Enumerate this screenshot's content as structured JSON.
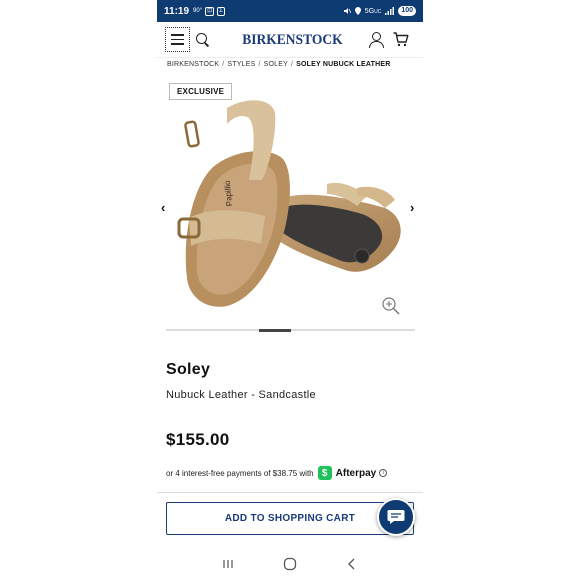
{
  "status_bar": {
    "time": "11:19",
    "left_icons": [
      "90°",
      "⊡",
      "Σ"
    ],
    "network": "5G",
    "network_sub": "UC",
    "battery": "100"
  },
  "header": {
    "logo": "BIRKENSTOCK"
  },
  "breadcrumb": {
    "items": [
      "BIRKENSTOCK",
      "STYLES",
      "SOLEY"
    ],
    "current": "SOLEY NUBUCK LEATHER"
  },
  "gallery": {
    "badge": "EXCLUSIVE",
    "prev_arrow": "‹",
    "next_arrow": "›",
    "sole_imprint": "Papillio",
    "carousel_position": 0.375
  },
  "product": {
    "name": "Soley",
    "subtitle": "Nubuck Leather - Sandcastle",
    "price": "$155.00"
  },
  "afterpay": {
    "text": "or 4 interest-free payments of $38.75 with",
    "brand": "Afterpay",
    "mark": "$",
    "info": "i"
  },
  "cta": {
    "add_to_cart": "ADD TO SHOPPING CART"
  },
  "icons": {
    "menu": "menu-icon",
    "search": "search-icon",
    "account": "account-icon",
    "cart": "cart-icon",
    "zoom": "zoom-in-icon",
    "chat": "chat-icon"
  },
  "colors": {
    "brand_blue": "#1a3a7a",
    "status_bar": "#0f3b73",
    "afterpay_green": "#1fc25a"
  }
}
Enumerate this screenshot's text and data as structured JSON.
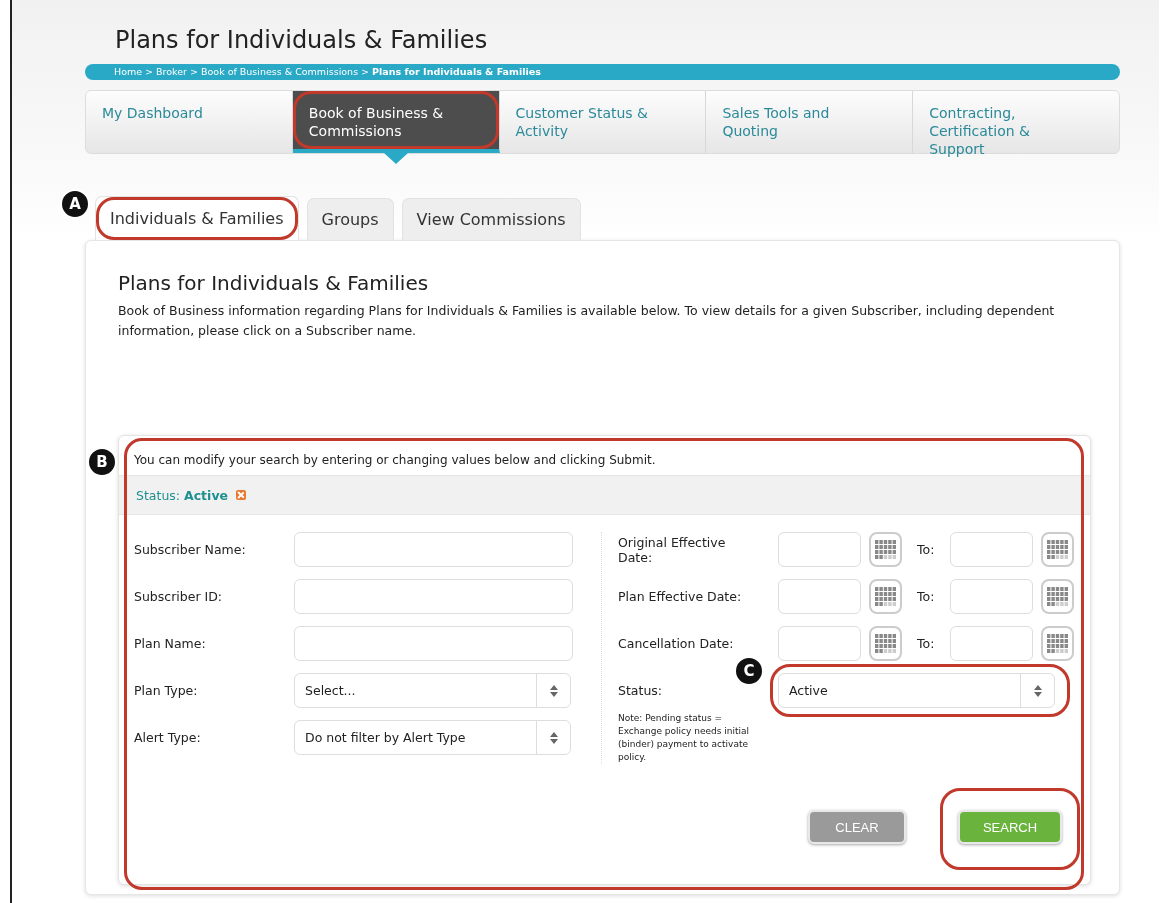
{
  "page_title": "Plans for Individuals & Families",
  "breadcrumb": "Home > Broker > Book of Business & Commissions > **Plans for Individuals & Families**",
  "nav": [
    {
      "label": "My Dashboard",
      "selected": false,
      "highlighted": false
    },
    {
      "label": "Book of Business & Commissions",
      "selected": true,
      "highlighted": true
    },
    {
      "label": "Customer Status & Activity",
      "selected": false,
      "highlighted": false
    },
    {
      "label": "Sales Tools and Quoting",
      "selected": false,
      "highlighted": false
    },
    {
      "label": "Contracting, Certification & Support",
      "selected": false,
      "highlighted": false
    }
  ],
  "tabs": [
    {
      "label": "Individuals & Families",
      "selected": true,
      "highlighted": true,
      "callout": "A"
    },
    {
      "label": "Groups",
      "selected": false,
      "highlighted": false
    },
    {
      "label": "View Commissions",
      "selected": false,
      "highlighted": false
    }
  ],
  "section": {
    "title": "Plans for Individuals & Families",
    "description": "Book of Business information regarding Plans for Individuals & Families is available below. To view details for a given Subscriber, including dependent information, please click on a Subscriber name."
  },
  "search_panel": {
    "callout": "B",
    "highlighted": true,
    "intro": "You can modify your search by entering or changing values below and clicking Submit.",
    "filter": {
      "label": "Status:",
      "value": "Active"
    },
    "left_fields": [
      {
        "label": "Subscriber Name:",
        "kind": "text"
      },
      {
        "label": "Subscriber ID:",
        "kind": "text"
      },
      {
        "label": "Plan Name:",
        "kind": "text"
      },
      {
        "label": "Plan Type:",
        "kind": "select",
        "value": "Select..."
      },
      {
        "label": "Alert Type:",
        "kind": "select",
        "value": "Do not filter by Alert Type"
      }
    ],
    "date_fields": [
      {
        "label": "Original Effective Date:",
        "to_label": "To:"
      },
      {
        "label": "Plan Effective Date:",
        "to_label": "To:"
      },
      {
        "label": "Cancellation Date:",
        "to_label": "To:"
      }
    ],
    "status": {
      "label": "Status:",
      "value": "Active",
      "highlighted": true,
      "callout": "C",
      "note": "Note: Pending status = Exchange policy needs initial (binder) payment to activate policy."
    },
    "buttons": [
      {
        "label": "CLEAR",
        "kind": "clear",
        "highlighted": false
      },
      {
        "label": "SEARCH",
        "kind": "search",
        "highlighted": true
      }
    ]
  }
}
----
Given exercise:
Output the entries above exactly, without their pictures.

Result of the exercise:
Enumerate this screenshot's content as structured JSON.
{
  "status_bar": {
    "time": "11:19",
    "left_icons": [
      "90°",
      "⊡",
      "Σ"
    ],
    "network": "5G",
    "network_sub": "UC",
    "battery": "100"
  },
  "header": {
    "logo": "BIRKENSTOCK"
  },
  "breadcrumb": {
    "items": [
      "BIRKENSTOCK",
      "STYLES",
      "SOLEY"
    ],
    "current": "SOLEY NUBUCK LEATHER"
  },
  "gallery": {
    "badge": "EXCLUSIVE",
    "prev_arrow": "‹",
    "next_arrow": "›",
    "sole_imprint": "Papillio",
    "carousel_position": 0.375
  },
  "product": {
    "name": "Soley",
    "subtitle": "Nubuck Leather - Sandcastle",
    "price": "$155.00"
  },
  "afterpay": {
    "text": "or 4 interest-free payments of $38.75 with",
    "brand": "Afterpay",
    "mark": "$",
    "info": "i"
  },
  "cta": {
    "add_to_cart": "ADD TO SHOPPING CART"
  },
  "icons": {
    "menu": "menu-icon",
    "search": "search-icon",
    "account": "account-icon",
    "cart": "cart-icon",
    "zoom": "zoom-in-icon",
    "chat": "chat-icon"
  },
  "colors": {
    "brand_blue": "#1a3a7a",
    "status_bar": "#0f3b73",
    "afterpay_green": "#1fc25a"
  }
}
Enumerate this screenshot's text and data as structured JSON.
{
  "page_title": "Plans for Individuals & Families",
  "breadcrumb": "Home > Broker > Book of Business & Commissions > **Plans for Individuals & Families**",
  "nav": [
    {
      "label": "My Dashboard",
      "selected": false,
      "highlighted": false
    },
    {
      "label": "Book of Business & Commissions",
      "selected": true,
      "highlighted": true
    },
    {
      "label": "Customer Status & Activity",
      "selected": false,
      "highlighted": false
    },
    {
      "label": "Sales Tools and Quoting",
      "selected": false,
      "highlighted": false
    },
    {
      "label": "Contracting, Certification & Support",
      "selected": false,
      "highlighted": false
    }
  ],
  "tabs": [
    {
      "label": "Individuals & Families",
      "selected": true,
      "highlighted": true,
      "callout": "A"
    },
    {
      "label": "Groups",
      "selected": false,
      "highlighted": false
    },
    {
      "label": "View Commissions",
      "selected": false,
      "highlighted": false
    }
  ],
  "section": {
    "title": "Plans for Individuals & Families",
    "description": "Book of Business information regarding Plans for Individuals & Families is available below. To view details for a given Subscriber, including dependent information, please click on a Subscriber name."
  },
  "search_panel": {
    "callout": "B",
    "highlighted": true,
    "intro": "You can modify your search by entering or changing values below and clicking Submit.",
    "filter": {
      "label": "Status:",
      "value": "Active"
    },
    "left_fields": [
      {
        "label": "Subscriber Name:",
        "kind": "text"
      },
      {
        "label": "Subscriber ID:",
        "kind": "text"
      },
      {
        "label": "Plan Name:",
        "kind": "text"
      },
      {
        "label": "Plan Type:",
        "kind": "select",
        "value": "Select..."
      },
      {
        "label": "Alert Type:",
        "kind": "select",
        "value": "Do not filter by Alert Type"
      }
    ],
    "date_fields": [
      {
        "label": "Original Effective Date:",
        "to_label": "To:"
      },
      {
        "label": "Plan Effective Date:",
        "to_label": "To:"
      },
      {
        "label": "Cancellation Date:",
        "to_label": "To:"
      }
    ],
    "status": {
      "label": "Status:",
      "value": "Active",
      "highlighted": true,
      "callout": "C",
      "note": "Note: Pending status = Exchange policy needs initial (binder) payment to activate policy."
    },
    "buttons": [
      {
        "label": "CLEAR",
        "kind": "clear",
        "highlighted": false
      },
      {
        "label": "SEARCH",
        "kind": "search",
        "highlighted": true
      }
    ]
  }
}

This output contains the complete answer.